→ **Work to do**: Work through the data line by line, gathering every line that has the word "True".

--- START Data records ---

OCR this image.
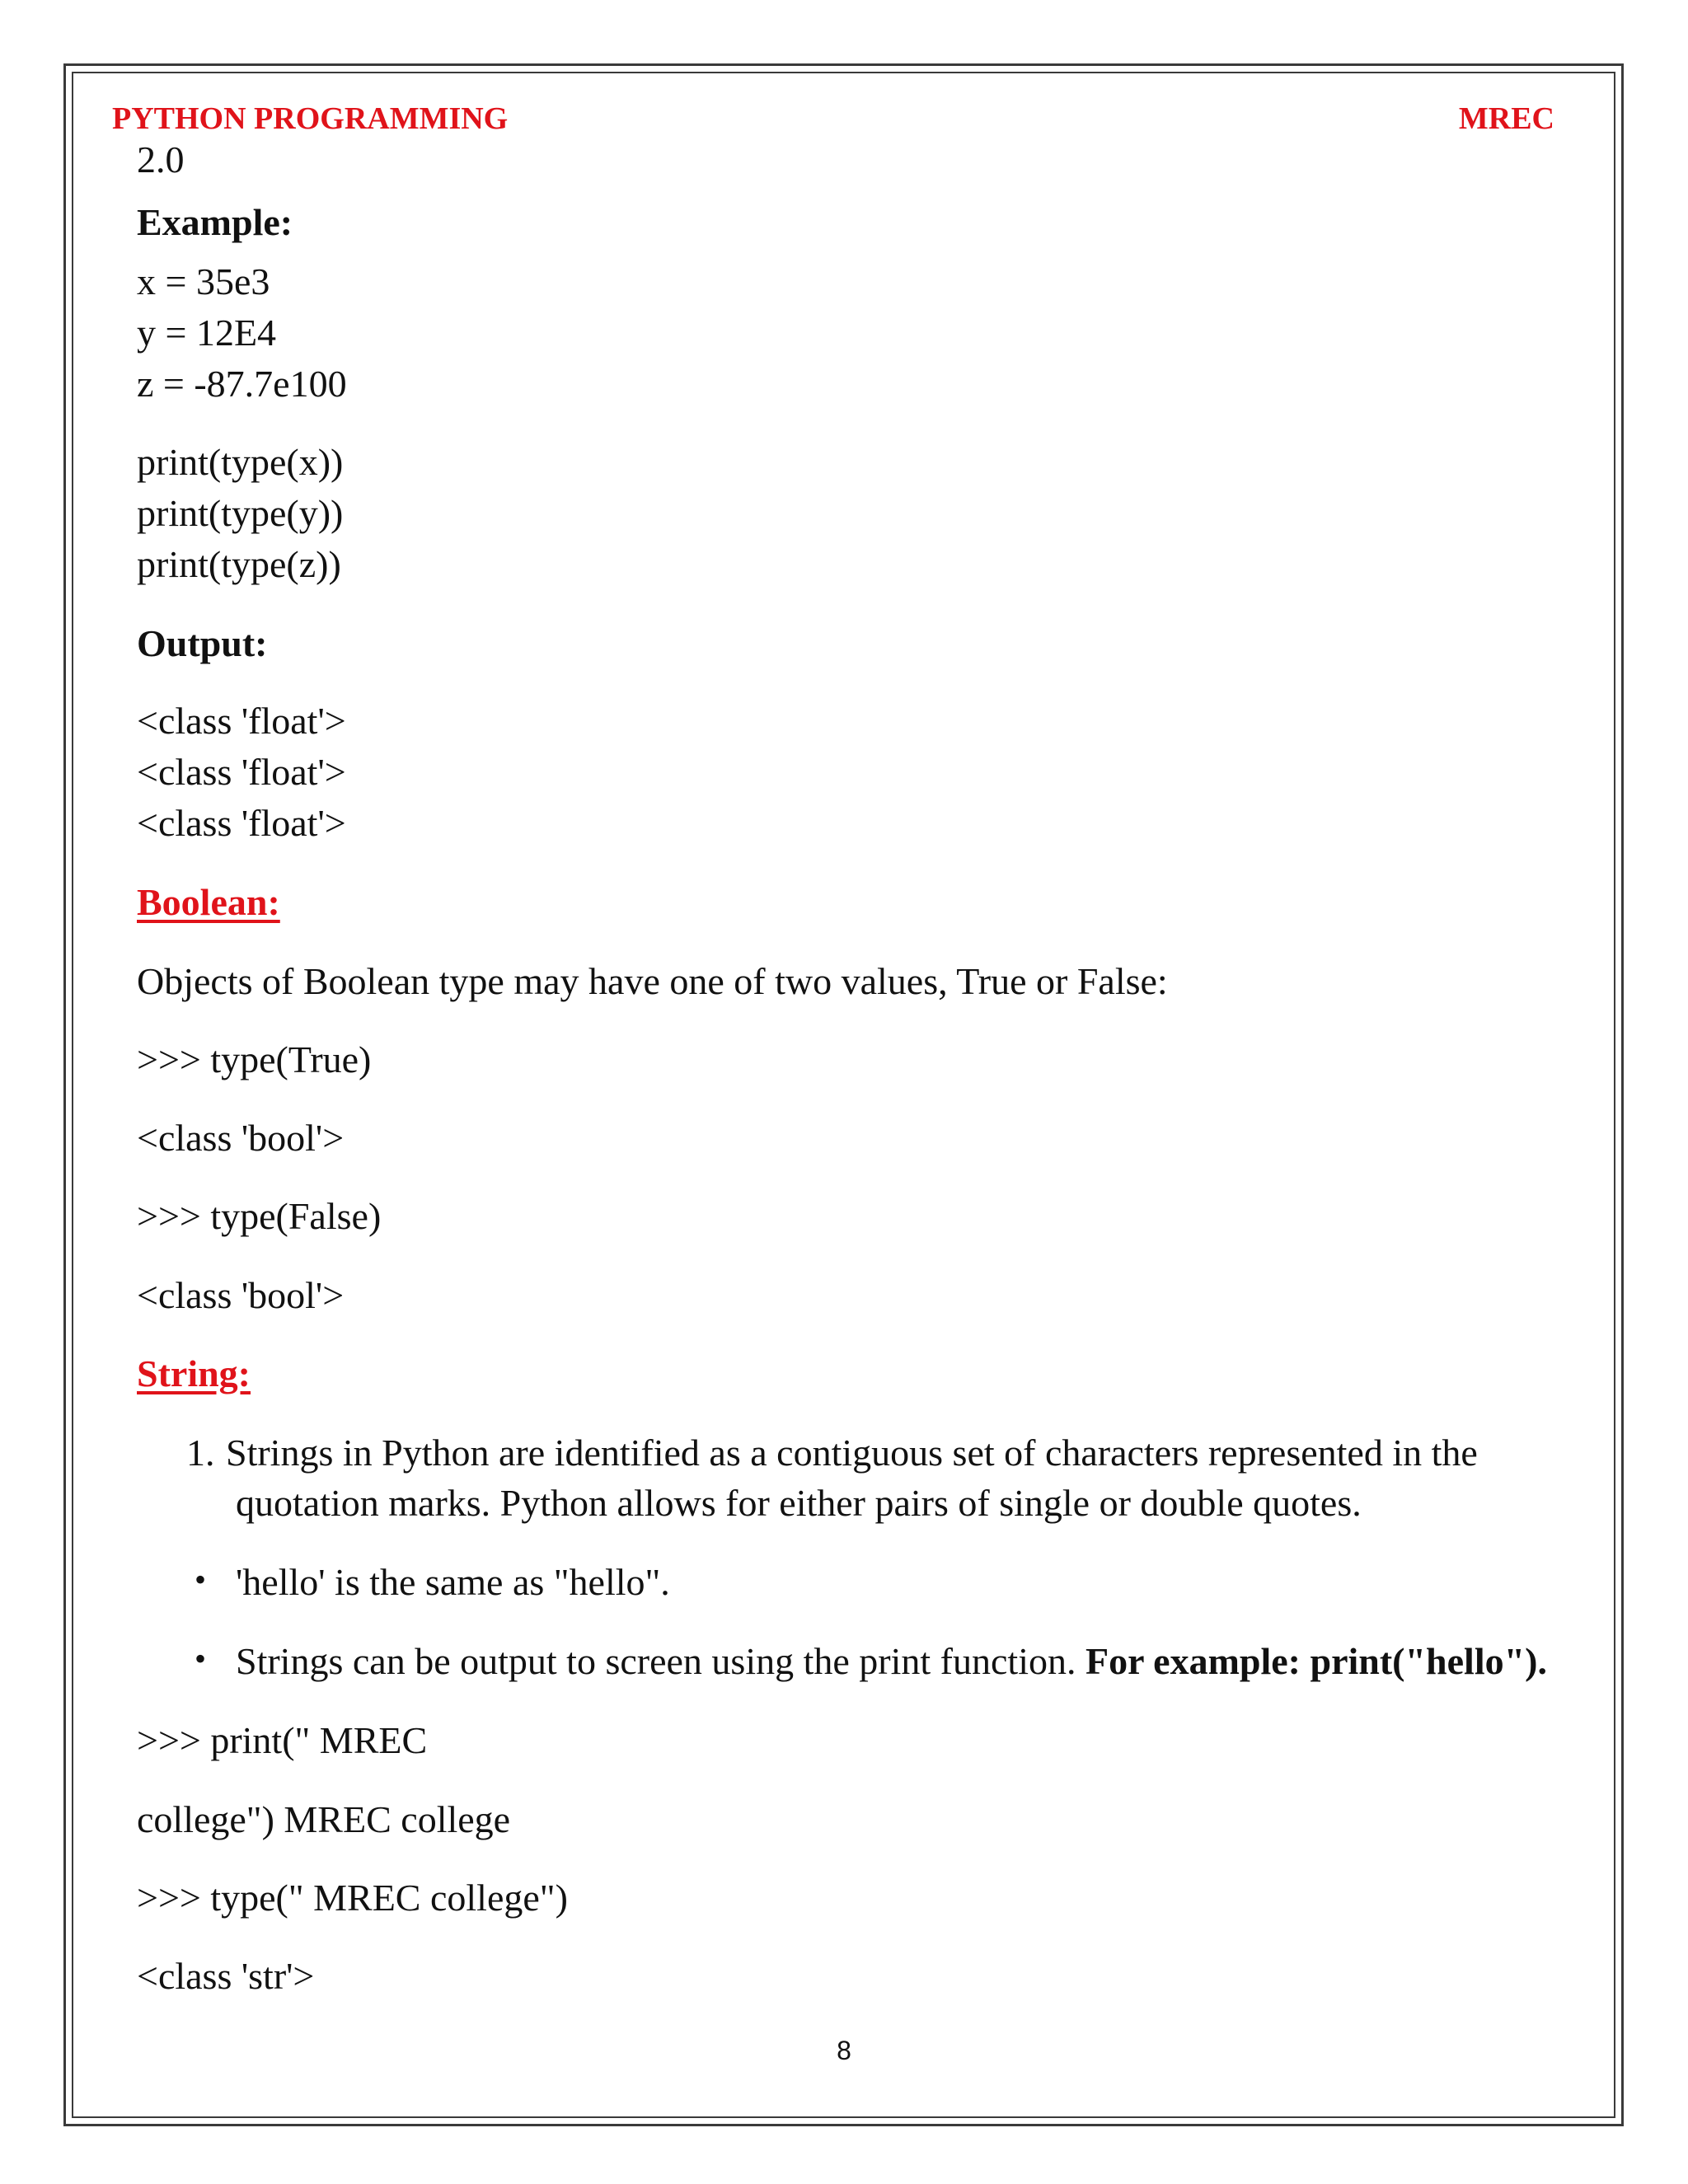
PYTHON PROGRAMMING	MREC
2.0
Example:
x = 35e3
y = 12E4
z = -87.7e100
print(type(x))
print(type(y))
print(type(z))
Output:
<class 'float'>
<class 'float'>
<class 'float'>
Boolean:
Objects of Boolean type may have one of two values, True or False:
>>> type(True)
<class 'bool'>
>>> type(False)
<class 'bool'>
String:
1. Strings in Python are identified as a contiguous set of characters represented in the
quotation marks. Python allows for either pairs of single or double quotes.
• 'hello' is the same as "hello".
• Strings can be output to screen using the print function. For example: print("hello").
>>> print(" MREC
college") MREC college
>>> type(" MREC college")
<class 'str'>
8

--- END Data records ---

→ **Correct output**:
Objects of Boolean type may have one of two values, True or False:
>>> type(True)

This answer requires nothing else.